* Task to carry out *
In the material below, find each line holding the string "text" and copy it.
>> start
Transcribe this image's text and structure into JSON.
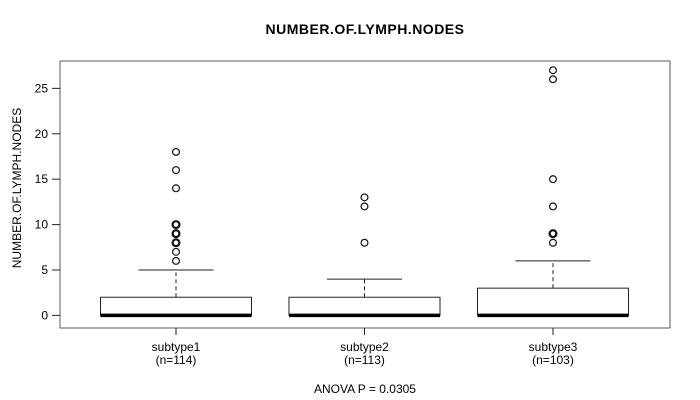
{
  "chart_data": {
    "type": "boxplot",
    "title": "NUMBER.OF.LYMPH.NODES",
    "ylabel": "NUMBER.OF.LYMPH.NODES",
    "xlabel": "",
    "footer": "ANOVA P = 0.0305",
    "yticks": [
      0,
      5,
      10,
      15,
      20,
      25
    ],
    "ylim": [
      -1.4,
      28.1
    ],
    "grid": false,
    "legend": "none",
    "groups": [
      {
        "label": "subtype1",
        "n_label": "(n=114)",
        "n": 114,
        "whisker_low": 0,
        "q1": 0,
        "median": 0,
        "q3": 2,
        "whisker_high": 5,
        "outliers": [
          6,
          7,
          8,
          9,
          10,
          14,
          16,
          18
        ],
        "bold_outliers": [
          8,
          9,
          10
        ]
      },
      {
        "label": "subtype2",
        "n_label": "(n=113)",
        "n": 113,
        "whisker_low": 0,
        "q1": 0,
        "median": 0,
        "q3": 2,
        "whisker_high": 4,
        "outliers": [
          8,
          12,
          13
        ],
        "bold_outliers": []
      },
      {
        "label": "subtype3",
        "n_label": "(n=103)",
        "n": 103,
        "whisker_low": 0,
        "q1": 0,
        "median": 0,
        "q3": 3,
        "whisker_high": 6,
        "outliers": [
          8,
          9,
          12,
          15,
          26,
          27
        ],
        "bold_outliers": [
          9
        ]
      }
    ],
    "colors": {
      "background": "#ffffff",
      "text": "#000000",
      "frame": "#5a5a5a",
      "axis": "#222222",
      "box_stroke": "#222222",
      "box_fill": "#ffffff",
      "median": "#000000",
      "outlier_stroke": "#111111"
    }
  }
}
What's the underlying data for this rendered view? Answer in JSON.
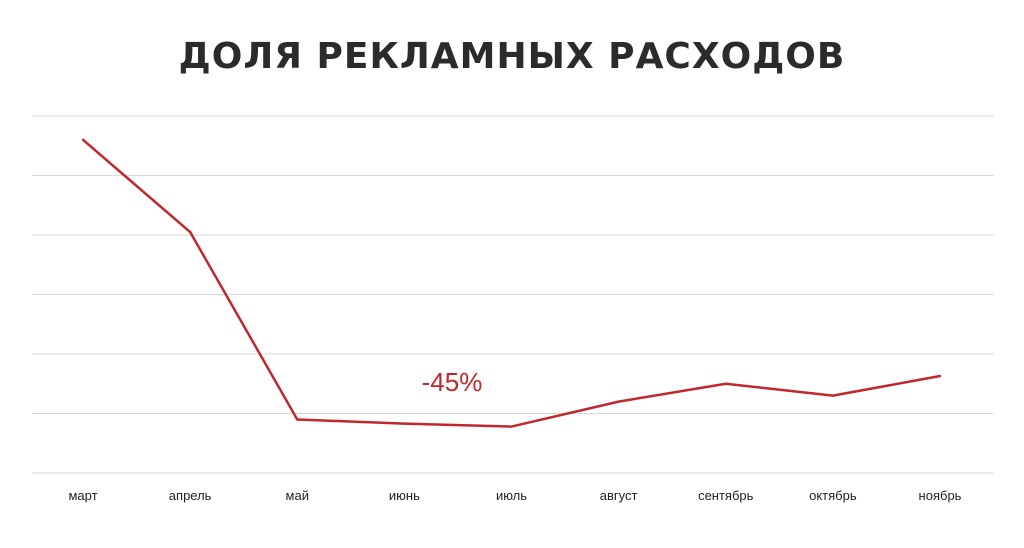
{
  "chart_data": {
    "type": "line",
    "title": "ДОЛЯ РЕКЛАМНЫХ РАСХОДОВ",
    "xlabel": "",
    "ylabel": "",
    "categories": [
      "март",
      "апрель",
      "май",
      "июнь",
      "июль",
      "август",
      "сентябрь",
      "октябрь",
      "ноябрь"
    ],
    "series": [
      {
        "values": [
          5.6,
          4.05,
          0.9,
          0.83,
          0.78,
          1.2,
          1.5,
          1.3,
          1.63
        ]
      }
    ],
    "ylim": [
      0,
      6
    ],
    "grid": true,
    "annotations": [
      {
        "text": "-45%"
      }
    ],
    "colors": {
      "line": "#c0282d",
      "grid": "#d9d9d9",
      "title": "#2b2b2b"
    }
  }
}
>> end
>> start
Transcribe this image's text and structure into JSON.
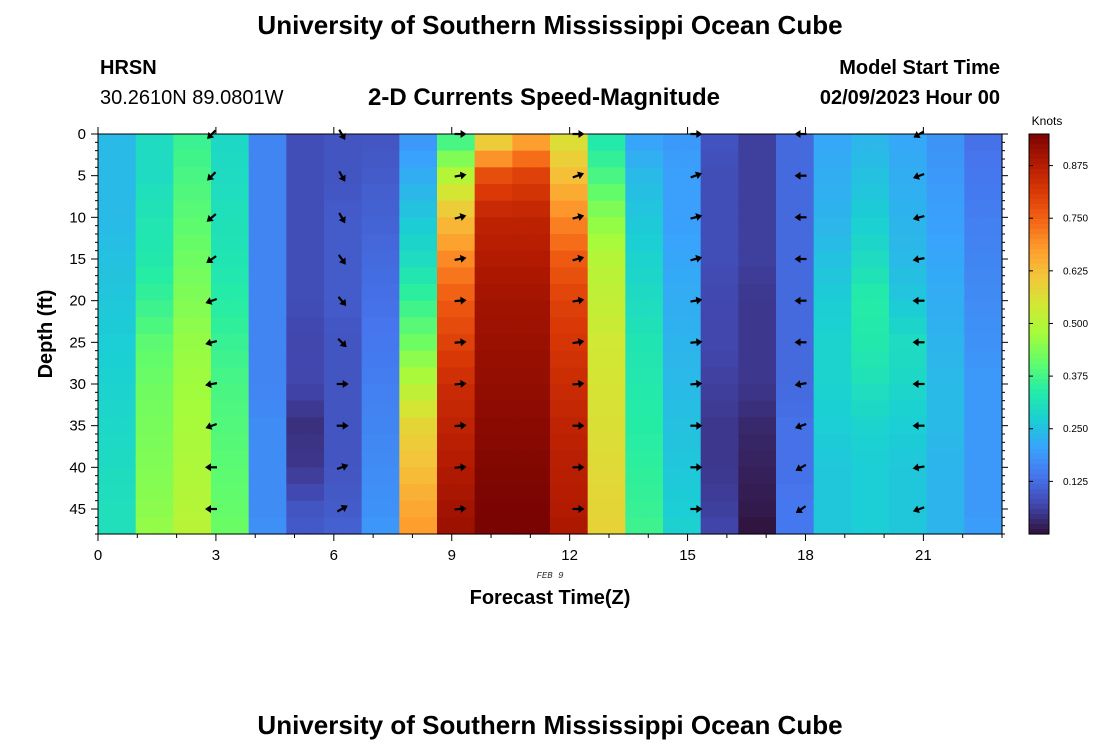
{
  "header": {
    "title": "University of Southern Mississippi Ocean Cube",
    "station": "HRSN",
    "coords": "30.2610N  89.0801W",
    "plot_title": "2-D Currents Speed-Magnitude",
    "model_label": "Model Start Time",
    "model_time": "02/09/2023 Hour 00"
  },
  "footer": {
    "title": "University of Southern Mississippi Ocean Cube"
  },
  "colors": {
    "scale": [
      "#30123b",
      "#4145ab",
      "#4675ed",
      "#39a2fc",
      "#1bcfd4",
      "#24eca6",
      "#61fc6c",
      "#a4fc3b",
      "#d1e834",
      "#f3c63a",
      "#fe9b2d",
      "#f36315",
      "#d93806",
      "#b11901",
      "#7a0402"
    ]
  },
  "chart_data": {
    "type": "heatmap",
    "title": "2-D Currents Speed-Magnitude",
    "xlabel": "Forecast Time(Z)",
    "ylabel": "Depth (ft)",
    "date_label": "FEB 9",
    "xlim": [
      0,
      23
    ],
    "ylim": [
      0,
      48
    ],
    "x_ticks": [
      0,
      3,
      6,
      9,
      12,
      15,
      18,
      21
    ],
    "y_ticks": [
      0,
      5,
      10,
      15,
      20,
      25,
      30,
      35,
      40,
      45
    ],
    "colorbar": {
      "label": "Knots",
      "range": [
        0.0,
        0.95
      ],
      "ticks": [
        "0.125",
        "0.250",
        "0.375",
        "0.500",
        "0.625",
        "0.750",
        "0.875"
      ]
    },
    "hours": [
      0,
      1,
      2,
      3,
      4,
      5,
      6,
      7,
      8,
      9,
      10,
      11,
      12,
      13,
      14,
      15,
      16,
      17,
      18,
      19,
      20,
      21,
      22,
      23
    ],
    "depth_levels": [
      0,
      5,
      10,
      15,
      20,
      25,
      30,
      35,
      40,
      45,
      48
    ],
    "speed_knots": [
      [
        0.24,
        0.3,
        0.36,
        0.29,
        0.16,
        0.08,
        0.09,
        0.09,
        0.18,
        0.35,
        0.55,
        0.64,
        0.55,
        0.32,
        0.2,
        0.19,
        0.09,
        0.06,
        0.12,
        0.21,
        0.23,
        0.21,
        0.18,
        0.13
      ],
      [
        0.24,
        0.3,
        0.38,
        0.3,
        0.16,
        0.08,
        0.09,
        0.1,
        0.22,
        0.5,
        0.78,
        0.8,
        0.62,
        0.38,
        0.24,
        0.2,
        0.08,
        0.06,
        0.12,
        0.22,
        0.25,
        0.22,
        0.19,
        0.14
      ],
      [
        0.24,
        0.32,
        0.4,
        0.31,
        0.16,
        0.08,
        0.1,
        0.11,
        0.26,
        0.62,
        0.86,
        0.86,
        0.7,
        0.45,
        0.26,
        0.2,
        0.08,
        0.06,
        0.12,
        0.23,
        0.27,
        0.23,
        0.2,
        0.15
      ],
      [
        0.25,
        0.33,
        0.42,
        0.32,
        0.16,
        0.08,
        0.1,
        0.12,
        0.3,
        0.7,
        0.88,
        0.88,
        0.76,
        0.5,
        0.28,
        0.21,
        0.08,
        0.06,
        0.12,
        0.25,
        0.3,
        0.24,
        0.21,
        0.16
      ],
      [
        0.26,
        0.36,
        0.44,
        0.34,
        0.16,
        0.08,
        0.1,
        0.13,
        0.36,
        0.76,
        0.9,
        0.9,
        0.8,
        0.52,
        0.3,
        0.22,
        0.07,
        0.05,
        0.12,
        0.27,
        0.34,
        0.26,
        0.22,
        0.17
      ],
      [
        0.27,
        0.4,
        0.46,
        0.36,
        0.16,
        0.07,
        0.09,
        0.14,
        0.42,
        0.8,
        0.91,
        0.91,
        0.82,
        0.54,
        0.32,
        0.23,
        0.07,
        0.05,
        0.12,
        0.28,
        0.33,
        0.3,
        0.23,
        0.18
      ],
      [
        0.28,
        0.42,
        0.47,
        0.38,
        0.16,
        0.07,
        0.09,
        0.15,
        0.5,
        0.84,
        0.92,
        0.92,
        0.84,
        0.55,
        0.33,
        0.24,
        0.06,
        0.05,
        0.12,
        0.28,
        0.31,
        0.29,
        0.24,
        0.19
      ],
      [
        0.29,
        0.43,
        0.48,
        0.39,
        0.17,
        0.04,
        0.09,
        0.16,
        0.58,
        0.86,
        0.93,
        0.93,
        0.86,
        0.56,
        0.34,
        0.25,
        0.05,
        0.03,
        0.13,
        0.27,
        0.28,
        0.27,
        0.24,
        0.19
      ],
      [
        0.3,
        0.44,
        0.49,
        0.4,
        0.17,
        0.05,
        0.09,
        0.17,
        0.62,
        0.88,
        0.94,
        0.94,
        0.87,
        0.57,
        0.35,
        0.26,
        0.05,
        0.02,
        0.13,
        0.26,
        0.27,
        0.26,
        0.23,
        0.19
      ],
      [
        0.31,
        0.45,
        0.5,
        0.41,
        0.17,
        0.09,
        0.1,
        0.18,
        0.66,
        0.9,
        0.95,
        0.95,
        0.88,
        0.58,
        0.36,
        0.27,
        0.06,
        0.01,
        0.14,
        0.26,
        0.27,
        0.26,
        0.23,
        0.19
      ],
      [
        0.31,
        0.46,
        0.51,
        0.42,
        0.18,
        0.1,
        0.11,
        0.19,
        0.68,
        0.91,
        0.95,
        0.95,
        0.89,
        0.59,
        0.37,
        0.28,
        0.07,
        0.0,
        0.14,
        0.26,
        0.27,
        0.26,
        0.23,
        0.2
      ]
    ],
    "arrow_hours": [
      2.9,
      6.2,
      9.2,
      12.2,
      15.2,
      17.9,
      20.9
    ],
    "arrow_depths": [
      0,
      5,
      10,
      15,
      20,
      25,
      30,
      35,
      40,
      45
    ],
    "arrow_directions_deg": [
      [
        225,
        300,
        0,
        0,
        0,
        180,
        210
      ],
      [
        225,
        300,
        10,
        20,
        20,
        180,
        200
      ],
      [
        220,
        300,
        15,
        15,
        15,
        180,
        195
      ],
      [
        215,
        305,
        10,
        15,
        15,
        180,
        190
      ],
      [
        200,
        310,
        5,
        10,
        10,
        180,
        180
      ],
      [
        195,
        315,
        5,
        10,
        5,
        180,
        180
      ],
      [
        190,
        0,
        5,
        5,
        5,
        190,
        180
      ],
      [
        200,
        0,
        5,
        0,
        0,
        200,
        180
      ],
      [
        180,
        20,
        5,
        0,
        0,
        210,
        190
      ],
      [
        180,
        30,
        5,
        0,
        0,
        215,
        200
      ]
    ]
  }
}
>> end
* Output *
Transcribe this image's text and structure into JSON.
      "text": "#000000",
        "text": "-45%"
Transcribe this image's text and structure into JSON.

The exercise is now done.